Material for this task>
** Begin **
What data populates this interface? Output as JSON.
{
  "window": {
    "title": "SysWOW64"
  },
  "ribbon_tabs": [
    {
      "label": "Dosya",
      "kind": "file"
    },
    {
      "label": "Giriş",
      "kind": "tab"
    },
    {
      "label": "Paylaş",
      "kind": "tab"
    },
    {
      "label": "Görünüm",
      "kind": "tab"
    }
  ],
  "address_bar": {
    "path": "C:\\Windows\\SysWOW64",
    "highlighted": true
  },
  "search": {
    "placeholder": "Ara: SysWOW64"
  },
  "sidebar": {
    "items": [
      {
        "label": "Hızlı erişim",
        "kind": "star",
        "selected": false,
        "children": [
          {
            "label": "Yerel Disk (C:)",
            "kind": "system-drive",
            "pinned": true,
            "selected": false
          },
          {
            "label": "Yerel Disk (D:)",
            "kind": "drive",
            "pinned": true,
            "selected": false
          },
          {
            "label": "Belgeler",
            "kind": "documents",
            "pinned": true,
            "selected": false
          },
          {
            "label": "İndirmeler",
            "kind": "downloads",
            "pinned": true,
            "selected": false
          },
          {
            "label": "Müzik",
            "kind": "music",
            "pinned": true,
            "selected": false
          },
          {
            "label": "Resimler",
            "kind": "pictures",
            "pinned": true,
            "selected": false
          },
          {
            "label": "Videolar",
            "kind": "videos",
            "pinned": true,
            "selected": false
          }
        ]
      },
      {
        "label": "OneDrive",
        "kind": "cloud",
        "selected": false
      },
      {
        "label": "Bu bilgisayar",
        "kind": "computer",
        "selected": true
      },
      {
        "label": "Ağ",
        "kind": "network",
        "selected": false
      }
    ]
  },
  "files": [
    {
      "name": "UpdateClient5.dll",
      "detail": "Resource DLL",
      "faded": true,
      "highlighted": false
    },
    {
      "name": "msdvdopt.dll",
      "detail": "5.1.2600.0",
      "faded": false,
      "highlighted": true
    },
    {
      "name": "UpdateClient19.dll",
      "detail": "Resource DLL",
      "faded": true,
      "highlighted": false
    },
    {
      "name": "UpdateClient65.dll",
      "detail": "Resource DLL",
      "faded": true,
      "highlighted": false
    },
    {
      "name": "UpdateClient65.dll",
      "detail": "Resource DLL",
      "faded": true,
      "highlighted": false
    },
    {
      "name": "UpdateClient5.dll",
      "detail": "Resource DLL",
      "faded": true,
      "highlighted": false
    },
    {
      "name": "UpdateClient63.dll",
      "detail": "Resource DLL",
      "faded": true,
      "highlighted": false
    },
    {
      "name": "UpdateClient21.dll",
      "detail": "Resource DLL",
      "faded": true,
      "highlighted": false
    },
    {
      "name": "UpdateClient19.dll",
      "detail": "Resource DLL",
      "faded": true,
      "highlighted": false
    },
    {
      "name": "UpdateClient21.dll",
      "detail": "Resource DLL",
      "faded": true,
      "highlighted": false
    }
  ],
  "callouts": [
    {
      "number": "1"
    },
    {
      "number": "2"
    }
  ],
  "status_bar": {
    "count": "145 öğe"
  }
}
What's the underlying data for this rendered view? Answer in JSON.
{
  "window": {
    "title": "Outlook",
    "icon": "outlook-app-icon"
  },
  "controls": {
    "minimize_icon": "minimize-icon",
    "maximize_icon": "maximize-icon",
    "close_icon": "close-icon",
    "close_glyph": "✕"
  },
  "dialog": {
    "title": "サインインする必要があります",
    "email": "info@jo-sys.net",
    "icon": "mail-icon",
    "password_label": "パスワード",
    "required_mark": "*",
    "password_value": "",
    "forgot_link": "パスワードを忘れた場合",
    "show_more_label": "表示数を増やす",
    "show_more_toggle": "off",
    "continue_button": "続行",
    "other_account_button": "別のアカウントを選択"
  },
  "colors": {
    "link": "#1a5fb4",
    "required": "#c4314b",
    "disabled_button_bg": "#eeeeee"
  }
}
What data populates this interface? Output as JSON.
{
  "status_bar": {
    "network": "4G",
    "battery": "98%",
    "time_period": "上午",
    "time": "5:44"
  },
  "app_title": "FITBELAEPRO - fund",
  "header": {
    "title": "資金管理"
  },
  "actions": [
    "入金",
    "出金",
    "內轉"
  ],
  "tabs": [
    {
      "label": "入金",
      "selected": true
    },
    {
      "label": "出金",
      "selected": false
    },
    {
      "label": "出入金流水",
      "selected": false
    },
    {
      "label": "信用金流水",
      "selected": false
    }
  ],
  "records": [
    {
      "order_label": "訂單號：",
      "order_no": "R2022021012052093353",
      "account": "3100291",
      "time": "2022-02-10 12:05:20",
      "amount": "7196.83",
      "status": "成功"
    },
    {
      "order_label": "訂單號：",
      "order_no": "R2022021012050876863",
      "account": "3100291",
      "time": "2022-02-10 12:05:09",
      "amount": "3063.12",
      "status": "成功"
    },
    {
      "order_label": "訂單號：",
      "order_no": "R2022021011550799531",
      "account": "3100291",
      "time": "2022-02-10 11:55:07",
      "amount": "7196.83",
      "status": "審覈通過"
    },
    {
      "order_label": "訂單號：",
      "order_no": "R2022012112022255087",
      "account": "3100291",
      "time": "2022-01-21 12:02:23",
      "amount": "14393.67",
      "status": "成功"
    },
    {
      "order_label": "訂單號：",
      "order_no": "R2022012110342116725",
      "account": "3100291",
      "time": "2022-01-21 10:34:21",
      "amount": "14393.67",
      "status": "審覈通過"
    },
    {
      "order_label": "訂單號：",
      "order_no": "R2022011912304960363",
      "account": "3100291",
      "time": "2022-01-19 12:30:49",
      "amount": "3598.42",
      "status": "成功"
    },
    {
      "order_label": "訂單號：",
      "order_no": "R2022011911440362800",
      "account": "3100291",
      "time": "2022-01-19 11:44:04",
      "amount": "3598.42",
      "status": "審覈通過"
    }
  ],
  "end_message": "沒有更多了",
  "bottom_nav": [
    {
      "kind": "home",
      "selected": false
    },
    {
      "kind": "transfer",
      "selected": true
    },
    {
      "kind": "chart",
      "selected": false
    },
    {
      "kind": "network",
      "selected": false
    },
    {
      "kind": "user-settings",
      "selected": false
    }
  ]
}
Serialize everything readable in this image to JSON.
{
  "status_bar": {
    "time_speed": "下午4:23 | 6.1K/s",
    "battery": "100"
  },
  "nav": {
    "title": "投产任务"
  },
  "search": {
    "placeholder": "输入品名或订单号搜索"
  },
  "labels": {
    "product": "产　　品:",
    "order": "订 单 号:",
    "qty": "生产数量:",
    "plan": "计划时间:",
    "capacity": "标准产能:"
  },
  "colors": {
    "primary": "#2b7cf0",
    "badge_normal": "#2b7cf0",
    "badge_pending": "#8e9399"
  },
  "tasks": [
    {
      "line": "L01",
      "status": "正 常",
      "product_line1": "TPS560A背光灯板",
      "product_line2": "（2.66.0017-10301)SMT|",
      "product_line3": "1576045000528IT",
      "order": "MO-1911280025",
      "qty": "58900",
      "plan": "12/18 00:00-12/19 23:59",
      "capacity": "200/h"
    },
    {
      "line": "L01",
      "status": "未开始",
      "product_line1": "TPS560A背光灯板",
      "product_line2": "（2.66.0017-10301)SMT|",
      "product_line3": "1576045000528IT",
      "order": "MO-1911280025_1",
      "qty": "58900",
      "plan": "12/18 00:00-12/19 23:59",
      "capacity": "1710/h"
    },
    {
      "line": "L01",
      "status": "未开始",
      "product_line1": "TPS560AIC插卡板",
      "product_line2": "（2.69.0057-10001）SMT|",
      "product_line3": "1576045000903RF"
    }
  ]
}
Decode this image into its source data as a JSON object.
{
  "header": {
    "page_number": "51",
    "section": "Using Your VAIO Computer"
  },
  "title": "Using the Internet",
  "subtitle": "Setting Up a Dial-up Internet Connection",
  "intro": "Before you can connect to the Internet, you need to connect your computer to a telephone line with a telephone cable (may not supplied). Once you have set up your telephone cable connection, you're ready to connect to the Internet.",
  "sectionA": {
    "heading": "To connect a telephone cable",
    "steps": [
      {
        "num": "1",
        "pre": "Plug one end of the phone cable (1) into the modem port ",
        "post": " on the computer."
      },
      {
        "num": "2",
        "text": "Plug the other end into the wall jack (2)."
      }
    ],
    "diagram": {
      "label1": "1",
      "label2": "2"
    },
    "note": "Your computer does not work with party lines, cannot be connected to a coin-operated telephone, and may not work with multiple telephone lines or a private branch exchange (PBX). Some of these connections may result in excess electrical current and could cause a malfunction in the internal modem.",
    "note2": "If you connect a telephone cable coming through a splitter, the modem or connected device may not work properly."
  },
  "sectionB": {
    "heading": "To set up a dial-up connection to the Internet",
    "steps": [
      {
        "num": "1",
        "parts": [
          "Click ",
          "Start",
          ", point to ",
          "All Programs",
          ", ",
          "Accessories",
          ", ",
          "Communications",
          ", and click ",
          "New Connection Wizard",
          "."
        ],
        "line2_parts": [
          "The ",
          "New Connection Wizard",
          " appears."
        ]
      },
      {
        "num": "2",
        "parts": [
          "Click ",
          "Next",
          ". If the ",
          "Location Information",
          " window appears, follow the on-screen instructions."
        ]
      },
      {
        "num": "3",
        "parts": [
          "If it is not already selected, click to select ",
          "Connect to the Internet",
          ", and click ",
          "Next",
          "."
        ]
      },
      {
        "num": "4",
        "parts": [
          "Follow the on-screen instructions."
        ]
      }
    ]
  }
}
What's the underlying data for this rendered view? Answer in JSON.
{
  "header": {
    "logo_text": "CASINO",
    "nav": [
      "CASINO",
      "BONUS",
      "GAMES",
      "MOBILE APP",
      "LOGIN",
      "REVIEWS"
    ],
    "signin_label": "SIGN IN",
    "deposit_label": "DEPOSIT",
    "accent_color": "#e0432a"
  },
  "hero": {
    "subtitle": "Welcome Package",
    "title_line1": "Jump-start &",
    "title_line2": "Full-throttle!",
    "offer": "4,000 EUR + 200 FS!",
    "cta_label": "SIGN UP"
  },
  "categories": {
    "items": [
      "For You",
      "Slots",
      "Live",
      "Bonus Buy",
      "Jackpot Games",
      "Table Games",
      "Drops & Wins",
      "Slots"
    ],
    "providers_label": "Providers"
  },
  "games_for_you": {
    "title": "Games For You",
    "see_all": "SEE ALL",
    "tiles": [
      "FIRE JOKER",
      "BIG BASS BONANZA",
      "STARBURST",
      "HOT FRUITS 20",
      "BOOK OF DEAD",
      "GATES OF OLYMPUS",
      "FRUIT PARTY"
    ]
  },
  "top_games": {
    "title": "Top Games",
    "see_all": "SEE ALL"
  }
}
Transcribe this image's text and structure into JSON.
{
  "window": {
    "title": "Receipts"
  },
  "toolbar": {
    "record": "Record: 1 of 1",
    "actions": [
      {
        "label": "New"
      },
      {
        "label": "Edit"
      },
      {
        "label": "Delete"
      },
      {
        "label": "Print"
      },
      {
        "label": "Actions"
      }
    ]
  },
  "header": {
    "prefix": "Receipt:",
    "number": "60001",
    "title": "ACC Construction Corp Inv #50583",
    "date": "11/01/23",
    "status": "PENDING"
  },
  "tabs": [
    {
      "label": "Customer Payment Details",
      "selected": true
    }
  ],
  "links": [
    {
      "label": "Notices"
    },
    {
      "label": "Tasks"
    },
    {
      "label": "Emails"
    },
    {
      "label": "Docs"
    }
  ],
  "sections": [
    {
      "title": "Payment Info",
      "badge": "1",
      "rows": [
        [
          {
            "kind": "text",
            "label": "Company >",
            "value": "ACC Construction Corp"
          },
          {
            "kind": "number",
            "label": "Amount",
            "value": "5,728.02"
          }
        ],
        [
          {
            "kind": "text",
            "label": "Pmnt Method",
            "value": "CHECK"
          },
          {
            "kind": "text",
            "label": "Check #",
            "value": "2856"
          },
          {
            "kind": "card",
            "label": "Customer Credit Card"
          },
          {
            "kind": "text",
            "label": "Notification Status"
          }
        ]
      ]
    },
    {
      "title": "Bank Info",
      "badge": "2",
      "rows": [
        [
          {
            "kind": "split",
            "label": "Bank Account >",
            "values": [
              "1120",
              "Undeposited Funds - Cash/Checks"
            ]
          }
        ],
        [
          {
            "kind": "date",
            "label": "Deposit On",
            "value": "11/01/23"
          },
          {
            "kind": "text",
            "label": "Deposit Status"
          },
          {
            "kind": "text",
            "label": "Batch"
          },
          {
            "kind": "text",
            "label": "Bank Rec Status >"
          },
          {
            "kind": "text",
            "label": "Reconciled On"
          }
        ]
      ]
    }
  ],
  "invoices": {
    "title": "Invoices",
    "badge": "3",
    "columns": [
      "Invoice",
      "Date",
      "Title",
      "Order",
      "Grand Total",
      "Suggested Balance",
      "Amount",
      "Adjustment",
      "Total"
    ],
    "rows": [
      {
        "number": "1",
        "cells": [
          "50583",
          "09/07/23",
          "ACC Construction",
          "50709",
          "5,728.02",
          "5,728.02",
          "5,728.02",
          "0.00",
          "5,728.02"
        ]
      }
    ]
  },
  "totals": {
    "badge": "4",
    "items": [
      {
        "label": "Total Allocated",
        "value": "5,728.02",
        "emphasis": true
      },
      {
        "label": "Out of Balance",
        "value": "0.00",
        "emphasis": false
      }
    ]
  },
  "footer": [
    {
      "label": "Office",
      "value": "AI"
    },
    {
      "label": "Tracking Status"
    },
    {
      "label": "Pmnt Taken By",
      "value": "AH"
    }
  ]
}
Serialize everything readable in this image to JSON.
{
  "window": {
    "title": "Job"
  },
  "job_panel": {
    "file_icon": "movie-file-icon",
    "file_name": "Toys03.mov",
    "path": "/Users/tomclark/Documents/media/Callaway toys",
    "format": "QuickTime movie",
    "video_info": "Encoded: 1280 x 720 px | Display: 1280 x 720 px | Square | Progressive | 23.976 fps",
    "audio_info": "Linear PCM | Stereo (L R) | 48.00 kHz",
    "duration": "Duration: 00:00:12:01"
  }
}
** End **
Task instructions> Write out every line from the entries where "icon" appears.

The response>
    "icon": "outlook-app-icon"
    "minimize_icon": "minimize-icon",
    "maximize_icon": "maximize-icon",
    "close_icon": "close-icon",
    "icon": "mail-icon",
    "file_icon": "movie-file-icon",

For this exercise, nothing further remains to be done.